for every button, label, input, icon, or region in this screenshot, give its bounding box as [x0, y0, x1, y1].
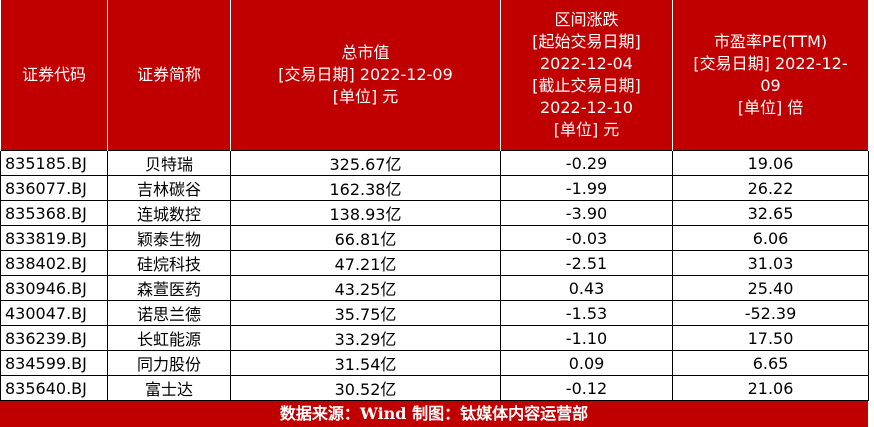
table-cell: 富士达 — [107, 375, 231, 401]
table-cell: -0.03 — [500, 225, 673, 251]
header-cell: 证券代码 — [0, 0, 108, 151]
header-line: 市盈率PE(TTM) — [713, 32, 828, 51]
table-row: 836077.BJ 吉林碳谷 162.38亿 -1.99 26.22 — [0, 175, 869, 201]
table-cell: 162.38亿 — [230, 175, 501, 201]
table-row: 833819.BJ 颖泰生物 66.81亿 -0.03 6.06 — [0, 225, 869, 251]
table-cell: 吉林碳谷 — [107, 175, 231, 201]
table-cell: 835368.BJ — [0, 200, 108, 226]
header-line: 总市值 — [341, 43, 390, 62]
table-cell: 138.93亿 — [230, 200, 501, 226]
table-row: 835640.BJ 富士达 30.52亿 -0.12 21.06 — [0, 375, 869, 401]
table-row: 835368.BJ 连城数控 138.93亿 -3.90 32.65 — [0, 200, 869, 226]
table-cell: -1.10 — [500, 325, 673, 351]
table-row: 430047.BJ 诺思兰德 35.75亿 -1.53 -52.39 — [0, 300, 869, 326]
table-cell: 836077.BJ — [0, 175, 108, 201]
table-cell: 836239.BJ — [0, 325, 108, 351]
table-cell: -1.53 — [500, 300, 673, 326]
table-cell: -3.90 — [500, 200, 673, 226]
table-cell: -2.51 — [500, 250, 673, 276]
table-cell: -0.12 — [500, 375, 673, 401]
table-cell: 835185.BJ — [0, 150, 108, 176]
table-cell: 834599.BJ — [0, 350, 108, 376]
header-cell: 证券简称 — [107, 0, 231, 151]
table-cell: 连城数控 — [107, 200, 231, 226]
table-cell: 835640.BJ — [0, 375, 108, 401]
table-cell: 32.65 — [672, 200, 869, 226]
header-line: [交易日期] 2022-12- — [693, 54, 848, 73]
table-cell: 325.67亿 — [230, 150, 501, 176]
table-row: 835185.BJ 贝特瑞 325.67亿 -0.29 19.06 — [0, 150, 869, 176]
table-cell: 838402.BJ — [0, 250, 108, 276]
table-cell: 同力股份 — [107, 350, 231, 376]
header-line: [截止交易日期] — [532, 76, 641, 95]
table-cell: 诺思兰德 — [107, 300, 231, 326]
table-cell: 0.43 — [500, 275, 673, 301]
table-cell: 0.09 — [500, 350, 673, 376]
header-line: 证券简称 — [136, 65, 201, 84]
header-cell: 总市值 [交易日期] 2022-12-09 [单位] 元 — [230, 0, 501, 151]
table-cell: 17.50 — [672, 325, 869, 351]
data-table: 证券代码 证券简称 总市值 [交易日期] 2022-12-09 [单位] 元区间涨跌 [起… — [0, 0, 869, 401]
table-cell: 31.03 — [672, 250, 869, 276]
table-row: 834599.BJ 同力股份 31.54亿 0.09 6.65 — [0, 350, 869, 376]
header-line: [单位] 元 — [332, 87, 399, 106]
table-cell: -52.39 — [672, 300, 869, 326]
header-cell: 市盈率PE(TTM) [交易日期] 2022-12- 09 [单位] 倍 — [672, 0, 869, 151]
header-line: 09 — [760, 76, 781, 95]
header-line: [单位] 元 — [553, 120, 620, 139]
table-cell: 430047.BJ — [0, 300, 108, 326]
table-cell: -1.99 — [500, 175, 673, 201]
header-line: 区间涨跌 — [554, 10, 619, 29]
header-line: [交易日期] 2022-12-09 — [278, 65, 453, 84]
table-cell: 25.40 — [672, 275, 869, 301]
table-cell: 35.75亿 — [230, 300, 501, 326]
table-cell: 30.52亿 — [230, 375, 501, 401]
header-line: 2022-12-04 — [540, 54, 633, 73]
table-cell: 26.22 — [672, 175, 869, 201]
table-cell: 21.06 — [672, 375, 869, 401]
table-cell: 31.54亿 — [230, 350, 501, 376]
header-line: [单位] 倍 — [737, 98, 804, 117]
table-cell: 47.21亿 — [230, 250, 501, 276]
table-cell: 33.29亿 — [230, 325, 501, 351]
table-body: 835185.BJ 贝特瑞 325.67亿 -0.29 19.06 836077.BJ 吉林… — [0, 150, 869, 401]
table-cell: 833819.BJ — [0, 225, 108, 251]
table-row: 830946.BJ 森萱医药 43.25亿 0.43 25.40 — [0, 275, 869, 301]
table-cell: 6.65 — [672, 350, 869, 376]
header-cell: 区间涨跌 [起始交易日期] 2022-12-04 [截止交易日期] 2022-12-10… — [500, 0, 673, 151]
table-cell: 66.81亿 — [230, 225, 501, 251]
table-cell: 43.25亿 — [230, 275, 501, 301]
header-line: [起始交易日期] — [532, 32, 641, 51]
table-cell: 19.06 — [672, 150, 869, 176]
table-cell: 6.06 — [672, 225, 869, 251]
footer: 数据来源：Wind 制图：钛媒体内容运营部 — [0, 401, 868, 427]
table-row: 836239.BJ 长虹能源 33.29亿 -1.10 17.50 — [0, 325, 869, 351]
header-line: 2022-12-10 — [540, 98, 633, 117]
table-row: 838402.BJ 硅烷科技 47.21亿 -2.51 31.03 — [0, 250, 869, 276]
header-row: 证券代码 证券简称 总市值 [交易日期] 2022-12-09 [单位] 元区间涨跌 [起… — [0, 0, 869, 151]
header-line: 证券代码 — [21, 65, 86, 84]
table-cell: 830946.BJ — [0, 275, 108, 301]
table-cell: 贝特瑞 — [107, 150, 231, 176]
table-cell: -0.29 — [500, 150, 673, 176]
table-cell: 硅烷科技 — [107, 250, 231, 276]
table-cell: 长虹能源 — [107, 325, 231, 351]
table-cell: 森萱医药 — [107, 275, 231, 301]
table-cell: 颖泰生物 — [107, 225, 231, 251]
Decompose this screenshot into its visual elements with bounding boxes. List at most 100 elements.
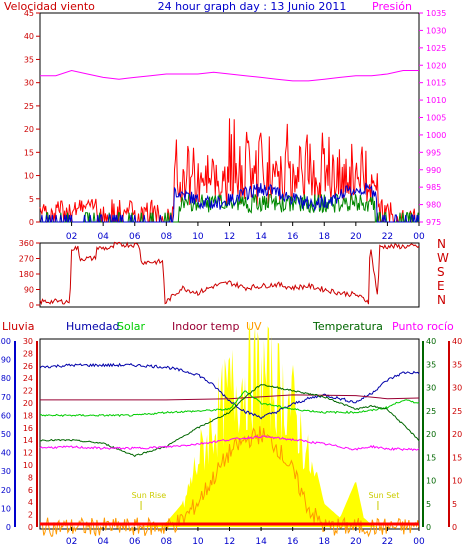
direction-compass-label: W <box>437 251 449 265</box>
rain-label: Lluvia <box>2 320 34 333</box>
wind-tick-label: 0 <box>29 218 34 227</box>
pressure-tick-label: 980 <box>426 201 441 210</box>
humidity-tick-label: 80 <box>1 374 11 383</box>
direction-compass-label: N <box>437 237 446 251</box>
dew-tick-label: 5 <box>426 500 431 509</box>
wind-tick-label: 45 <box>24 9 34 18</box>
humidity-tick-label: 0 <box>6 523 11 532</box>
wind-x-tick-label: 20 <box>350 232 362 242</box>
wind-tick-label: 10 <box>24 172 34 181</box>
humidity-label: Humedad <box>66 320 119 333</box>
temp-tick-label: 2 <box>28 511 33 520</box>
pressure-tick-label: 1005 <box>426 114 446 123</box>
temp-x-tick-label: 08 <box>161 537 173 547</box>
temp-tick-label: 6 <box>28 486 33 495</box>
pressure-tick-label: 1030 <box>426 26 446 35</box>
humidity-line <box>39 362 420 420</box>
temp-x-tick-label: 16 <box>287 537 299 547</box>
direction-tick-label: 0 <box>29 301 34 310</box>
temp-tick-label: 22 <box>23 387 33 396</box>
temp-tick-label: 12 <box>23 449 33 458</box>
temp-tick-label: 0 <box>28 523 33 532</box>
dew-tick-label: 15 <box>426 453 436 462</box>
panel-wind: 0510152025303540459759809859909951000100… <box>24 9 447 242</box>
humidity-tick-label: 60 <box>1 411 11 420</box>
sunset-annotation: Sun Set <box>368 491 399 500</box>
temp-x-tick-label: 00 <box>413 537 425 547</box>
direction-compass-label: S <box>437 265 445 279</box>
pressure-tick-label: 1010 <box>426 96 446 105</box>
temp-tick-label: 26 <box>23 362 33 371</box>
panel-wind-frame <box>39 12 420 223</box>
sunrise-annotation: Sun Rise <box>132 491 167 500</box>
right-tick-label: 30 <box>452 384 462 393</box>
temp-x-tick-label: 20 <box>350 537 362 547</box>
pressure-tick-label: 1000 <box>426 131 446 140</box>
direction-tick-label: 270 <box>19 255 34 264</box>
temp-tick-label: 24 <box>23 374 33 383</box>
direction-tick-label: 360 <box>19 239 34 248</box>
wind-x-tick-label: 02 <box>66 232 77 242</box>
humidity-tick-label: 100 <box>0 337 11 346</box>
dew-tick-label: 30 <box>426 384 436 393</box>
indoor-temp-line <box>40 394 420 401</box>
dew-tick-label: 10 <box>426 477 436 486</box>
wind-tick-label: 25 <box>24 102 34 111</box>
pressure-tick-label: 1025 <box>426 44 446 53</box>
right-tick-label: 10 <box>452 477 462 486</box>
graph-title: 24 hour graph day : 13 Junio 2011 <box>158 0 347 13</box>
temp-tick-label: 8 <box>28 473 33 482</box>
wind-tick-label: 20 <box>24 125 34 134</box>
pressure-label: Presión <box>372 0 412 13</box>
temp-tick-label: 16 <box>23 424 33 433</box>
wind-x-tick-label: 10 <box>192 232 204 242</box>
dew-tick-label: 0 <box>426 523 431 532</box>
wind-label: Velocidad viento <box>4 0 95 13</box>
temp-x-tick-label: 22 <box>382 537 393 547</box>
temp-tick-label: 14 <box>23 436 33 445</box>
direction-compass-label: E <box>437 279 445 293</box>
wind-tick-label: 30 <box>24 79 34 88</box>
humidity-tick-label: 50 <box>1 430 11 439</box>
wind-x-tick-label: 16 <box>287 232 299 242</box>
uv-label: UV <box>246 320 262 333</box>
wind-x-tick-label: 04 <box>97 232 109 242</box>
wind-x-tick-label: 00 <box>413 232 425 242</box>
direction-tick-label: 180 <box>19 270 34 279</box>
right-tick-label: 0 <box>452 523 457 532</box>
solar-radiation-area <box>142 321 378 527</box>
right-tick-label: 35 <box>452 360 462 369</box>
temp-tick-label: 20 <box>23 399 33 408</box>
pressure-line <box>40 69 419 82</box>
wind-tick-label: 40 <box>24 32 34 41</box>
temperature-label: Temperatura <box>312 320 383 333</box>
dew-tick-label: 40 <box>426 337 436 346</box>
wind-tick-label: 15 <box>24 148 34 157</box>
temp-tick-label: 10 <box>23 461 33 470</box>
temp-tick-label: 28 <box>23 349 33 358</box>
temp-x-tick-label: 02 <box>66 537 77 547</box>
wind-gust-line <box>39 118 419 223</box>
solar-green-line <box>39 390 420 418</box>
temp-x-tick-label: 12 <box>224 537 235 547</box>
right-tick-label: 5 <box>452 500 457 509</box>
wind-x-tick-label: 12 <box>224 232 235 242</box>
wind-direction-line <box>39 241 420 306</box>
pressure-tick-label: 975 <box>426 218 441 227</box>
temp-x-tick-label: 04 <box>97 537 109 547</box>
temp-x-tick-label: 18 <box>319 537 331 547</box>
temp-tick-label: 18 <box>23 411 33 420</box>
humidity-tick-label: 70 <box>1 393 11 402</box>
humidity-tick-label: 90 <box>1 356 11 365</box>
solar-label: Solar <box>117 320 146 333</box>
pressure-tick-label: 995 <box>426 148 441 157</box>
temperature-line <box>39 384 420 458</box>
panel-temperature: 0102030405060708090100024681012141618202… <box>0 321 462 547</box>
humidity-tick-label: 20 <box>1 486 11 495</box>
wind-x-tick-label: 06 <box>129 232 141 242</box>
dewpoint-label: Punto rocío <box>392 320 454 333</box>
wind-x-tick-label: 08 <box>161 232 173 242</box>
temp-x-tick-label: 06 <box>129 537 141 547</box>
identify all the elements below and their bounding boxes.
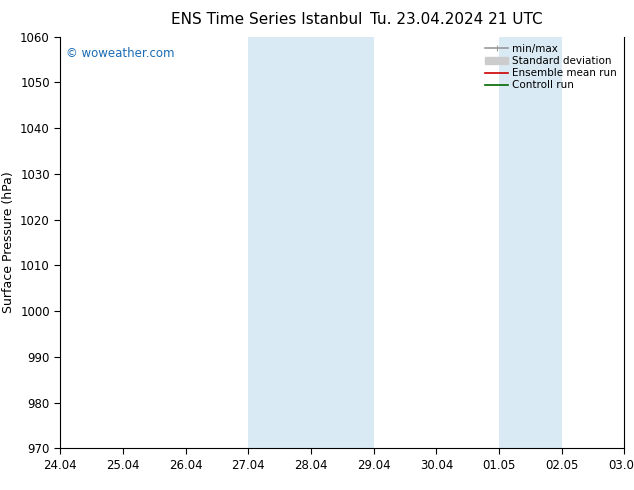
Text: ENS Time Series Istanbul: ENS Time Series Istanbul — [171, 12, 362, 27]
Bar — [499, 37, 562, 448]
Legend: min/max, Standard deviation, Ensemble mean run, Controll run: min/max, Standard deviation, Ensemble me… — [483, 42, 619, 93]
Text: © woweather.com: © woweather.com — [66, 47, 174, 60]
Y-axis label: Surface Pressure (hPa): Surface Pressure (hPa) — [1, 172, 15, 314]
Bar — [249, 37, 373, 448]
Text: Tu. 23.04.2024 21 UTC: Tu. 23.04.2024 21 UTC — [370, 12, 543, 27]
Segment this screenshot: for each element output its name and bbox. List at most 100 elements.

Required work: Reproduce the entries starting with the line containing "table-cell: 富士达 — [107, 375, 231, 401]" and going on through the line containing "table-row: 835640.BJ 富士达", both included.

Solution to this exercise:
table-cell: 富士达 — [107, 375, 231, 401]
table-cell: -0.03 — [500, 225, 673, 251]
header-cell: 证券代码 — [0, 0, 108, 151]
header-line: 市盈率PE(TTM) — [713, 32, 828, 51]
table-row: 836077.BJ 吉林碳谷 162.38亿 -1.99 26.22 — [0, 175, 869, 201]
table-cell: 162.38亿 — [230, 175, 501, 201]
table-row: 833819.BJ 颖泰生物 66.81亿 -0.03 6.06 — [0, 225, 869, 251]
table-cell: 吉林碳谷 — [107, 175, 231, 201]
table-cell: 835368.BJ — [0, 200, 108, 226]
header-line: 总市值 — [341, 43, 390, 62]
table-cell: 138.93亿 — [230, 200, 501, 226]
table-row: 835640.BJ 富士达 30.52亿 -0.12 21.06 — [0, 375, 869, 401]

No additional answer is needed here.